■ Given request
Every line in the listing is to be echoed verbatim.

■ Information given
++++++++
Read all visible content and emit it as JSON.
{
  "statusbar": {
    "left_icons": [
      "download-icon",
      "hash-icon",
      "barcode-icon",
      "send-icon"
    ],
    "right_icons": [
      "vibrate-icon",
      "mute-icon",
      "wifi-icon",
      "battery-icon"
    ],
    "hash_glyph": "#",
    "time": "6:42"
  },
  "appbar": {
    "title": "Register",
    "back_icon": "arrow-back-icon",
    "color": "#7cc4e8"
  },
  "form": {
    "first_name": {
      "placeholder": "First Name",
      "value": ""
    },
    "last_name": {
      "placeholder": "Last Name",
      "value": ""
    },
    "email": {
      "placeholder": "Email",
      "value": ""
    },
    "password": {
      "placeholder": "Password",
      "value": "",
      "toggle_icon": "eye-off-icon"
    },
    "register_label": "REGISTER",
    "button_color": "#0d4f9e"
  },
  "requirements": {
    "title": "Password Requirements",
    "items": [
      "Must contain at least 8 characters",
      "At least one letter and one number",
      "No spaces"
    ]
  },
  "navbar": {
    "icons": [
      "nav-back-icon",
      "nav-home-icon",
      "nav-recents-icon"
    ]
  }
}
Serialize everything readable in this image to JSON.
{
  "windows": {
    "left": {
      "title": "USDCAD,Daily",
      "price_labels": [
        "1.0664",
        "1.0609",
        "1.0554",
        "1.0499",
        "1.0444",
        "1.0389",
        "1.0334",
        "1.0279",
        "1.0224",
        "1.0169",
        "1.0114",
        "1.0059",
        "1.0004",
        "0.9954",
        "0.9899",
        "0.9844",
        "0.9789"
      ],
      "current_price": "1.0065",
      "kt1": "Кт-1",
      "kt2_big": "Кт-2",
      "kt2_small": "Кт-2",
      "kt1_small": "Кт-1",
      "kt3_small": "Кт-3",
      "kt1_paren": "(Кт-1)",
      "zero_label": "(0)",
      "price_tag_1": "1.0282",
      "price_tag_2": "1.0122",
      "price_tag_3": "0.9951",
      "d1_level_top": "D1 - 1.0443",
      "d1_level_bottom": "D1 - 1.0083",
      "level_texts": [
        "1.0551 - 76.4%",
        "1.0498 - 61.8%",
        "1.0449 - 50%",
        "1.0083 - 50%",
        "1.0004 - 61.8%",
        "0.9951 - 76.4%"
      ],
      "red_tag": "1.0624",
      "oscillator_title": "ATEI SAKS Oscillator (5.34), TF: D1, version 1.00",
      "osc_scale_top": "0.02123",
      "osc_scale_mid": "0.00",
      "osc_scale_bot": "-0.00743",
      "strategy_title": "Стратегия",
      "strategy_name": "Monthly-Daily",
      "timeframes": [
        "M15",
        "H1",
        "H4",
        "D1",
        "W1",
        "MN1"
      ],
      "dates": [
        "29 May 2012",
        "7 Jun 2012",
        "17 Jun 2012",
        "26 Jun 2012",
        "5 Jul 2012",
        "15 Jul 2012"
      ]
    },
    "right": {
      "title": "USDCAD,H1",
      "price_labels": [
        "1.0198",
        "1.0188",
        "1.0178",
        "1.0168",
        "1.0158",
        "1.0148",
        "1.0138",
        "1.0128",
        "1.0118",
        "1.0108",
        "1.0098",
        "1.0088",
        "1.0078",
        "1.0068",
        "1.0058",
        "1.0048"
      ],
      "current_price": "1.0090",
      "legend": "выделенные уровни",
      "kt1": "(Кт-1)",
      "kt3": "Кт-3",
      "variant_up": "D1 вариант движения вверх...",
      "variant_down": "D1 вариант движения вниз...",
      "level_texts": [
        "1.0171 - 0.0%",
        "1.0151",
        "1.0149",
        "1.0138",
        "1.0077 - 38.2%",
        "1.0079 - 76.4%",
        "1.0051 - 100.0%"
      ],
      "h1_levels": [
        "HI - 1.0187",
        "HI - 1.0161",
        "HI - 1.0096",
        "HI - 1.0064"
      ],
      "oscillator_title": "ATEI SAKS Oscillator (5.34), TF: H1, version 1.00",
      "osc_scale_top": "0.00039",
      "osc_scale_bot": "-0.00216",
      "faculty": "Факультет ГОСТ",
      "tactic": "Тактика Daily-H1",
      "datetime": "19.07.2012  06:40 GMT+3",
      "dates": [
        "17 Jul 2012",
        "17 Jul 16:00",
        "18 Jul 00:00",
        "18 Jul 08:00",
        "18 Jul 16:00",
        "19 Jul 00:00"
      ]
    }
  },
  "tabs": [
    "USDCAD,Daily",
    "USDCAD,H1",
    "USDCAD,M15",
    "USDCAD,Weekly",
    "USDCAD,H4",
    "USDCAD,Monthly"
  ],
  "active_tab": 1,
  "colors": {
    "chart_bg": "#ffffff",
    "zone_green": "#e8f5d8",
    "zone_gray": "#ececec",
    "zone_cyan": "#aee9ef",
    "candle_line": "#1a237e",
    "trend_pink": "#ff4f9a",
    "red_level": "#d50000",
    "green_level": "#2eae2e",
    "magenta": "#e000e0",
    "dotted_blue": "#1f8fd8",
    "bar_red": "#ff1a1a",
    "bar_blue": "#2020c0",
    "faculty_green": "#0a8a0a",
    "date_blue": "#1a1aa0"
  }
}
++++++++
■ Solution to the problem
Read all visible content and emit it as JSON.
{
  "statusbar": {
    "left_icons": [
      "download-icon",
      "hash-icon",
      "barcode-icon",
      "send-icon"
    ],
    "right_icons": [
      "vibrate-icon",
      "mute-icon",
      "wifi-icon",
      "battery-icon"
    ],
    "hash_glyph": "#",
    "time": "6:42"
  },
  "appbar": {
    "title": "Register",
    "back_icon": "arrow-back-icon",
    "color": "#7cc4e8"
  },
  "form": {
    "first_name": {
      "placeholder": "First Name",
      "value": ""
    },
    "last_name": {
      "placeholder": "Last Name",
      "value": ""
    },
    "email": {
      "placeholder": "Email",
      "value": ""
    },
    "password": {
      "placeholder": "Password",
      "value": "",
      "toggle_icon": "eye-off-icon"
    },
    "register_label": "REGISTER",
    "button_color": "#0d4f9e"
  },
  "requirements": {
    "title": "Password Requirements",
    "items": [
      "Must contain at least 8 characters",
      "At least one letter and one number",
      "No spaces"
    ]
  },
  "navbar": {
    "icons": [
      "nav-back-icon",
      "nav-home-icon",
      "nav-recents-icon"
    ]
  }
}
Serialize everything readable in this image to JSON.
{
  "windows": {
    "left": {
      "title": "USDCAD,Daily",
      "price_labels": [
        "1.0664",
        "1.0609",
        "1.0554",
        "1.0499",
        "1.0444",
        "1.0389",
        "1.0334",
        "1.0279",
        "1.0224",
        "1.0169",
        "1.0114",
        "1.0059",
        "1.0004",
        "0.9954",
        "0.9899",
        "0.9844",
        "0.9789"
      ],
      "current_price": "1.0065",
      "kt1": "Кт-1",
      "kt2_big": "Кт-2",
      "kt2_small": "Кт-2",
      "kt1_small": "Кт-1",
      "kt3_small": "Кт-3",
      "kt1_paren": "(Кт-1)",
      "zero_label": "(0)",
      "price_tag_1": "1.0282",
      "price_tag_2": "1.0122",
      "price_tag_3": "0.9951",
      "d1_level_top": "D1 - 1.0443",
      "d1_level_bottom": "D1 - 1.0083",
      "level_texts": [
        "1.0551 - 76.4%",
        "1.0498 - 61.8%",
        "1.0449 - 50%",
        "1.0083 - 50%",
        "1.0004 - 61.8%",
        "0.9951 - 76.4%"
      ],
      "red_tag": "1.0624",
      "oscillator_title": "ATEI SAKS Oscillator (5.34), TF: D1, version 1.00",
      "osc_scale_top": "0.02123",
      "osc_scale_mid": "0.00",
      "osc_scale_bot": "-0.00743",
      "strategy_title": "Стратегия",
      "strategy_name": "Monthly-Daily",
      "timeframes": [
        "M15",
        "H1",
        "H4",
        "D1",
        "W1",
        "MN1"
      ],
      "dates": [
        "29 May 2012",
        "7 Jun 2012",
        "17 Jun 2012",
        "26 Jun 2012",
        "5 Jul 2012",
        "15 Jul 2012"
      ]
    },
    "right": {
      "title": "USDCAD,H1",
      "price_labels": [
        "1.0198",
        "1.0188",
        "1.0178",
        "1.0168",
        "1.0158",
        "1.0148",
        "1.0138",
        "1.0128",
        "1.0118",
        "1.0108",
        "1.0098",
        "1.0088",
        "1.0078",
        "1.0068",
        "1.0058",
        "1.0048"
      ],
      "current_price": "1.0090",
      "legend": "выделенные уровни",
      "kt1": "(Кт-1)",
      "kt3": "Кт-3",
      "variant_up": "D1 вариант движения вверх...",
      "variant_down": "D1 вариант движения вниз...",
      "level_texts": [
        "1.0171 - 0.0%",
        "1.0151",
        "1.0149",
        "1.0138",
        "1.0077 - 38.2%",
        "1.0079 - 76.4%",
        "1.0051 - 100.0%"
      ],
      "h1_levels": [
        "HI - 1.0187",
        "HI - 1.0161",
        "HI - 1.0096",
        "HI - 1.0064"
      ],
      "oscillator_title": "ATEI SAKS Oscillator (5.34), TF: H1, version 1.00",
      "osc_scale_top": "0.00039",
      "osc_scale_bot": "-0.00216",
      "faculty": "Факультет ГОСТ",
      "tactic": "Тактика Daily-H1",
      "datetime": "19.07.2012  06:40 GMT+3",
      "dates": [
        "17 Jul 2012",
        "17 Jul 16:00",
        "18 Jul 00:00",
        "18 Jul 08:00",
        "18 Jul 16:00",
        "19 Jul 00:00"
      ]
    }
  },
  "tabs": [
    "USDCAD,Daily",
    "USDCAD,H1",
    "USDCAD,M15",
    "USDCAD,Weekly",
    "USDCAD,H4",
    "USDCAD,Monthly"
  ],
  "active_tab": 1,
  "colors": {
    "chart_bg": "#ffffff",
    "zone_green": "#e8f5d8",
    "zone_gray": "#ececec",
    "zone_cyan": "#aee9ef",
    "candle_line": "#1a237e",
    "trend_pink": "#ff4f9a",
    "red_level": "#d50000",
    "green_level": "#2eae2e",
    "magenta": "#e000e0",
    "dotted_blue": "#1f8fd8",
    "bar_red": "#ff1a1a",
    "bar_blue": "#2020c0",
    "faculty_green": "#0a8a0a",
    "date_blue": "#1a1aa0"
  }
}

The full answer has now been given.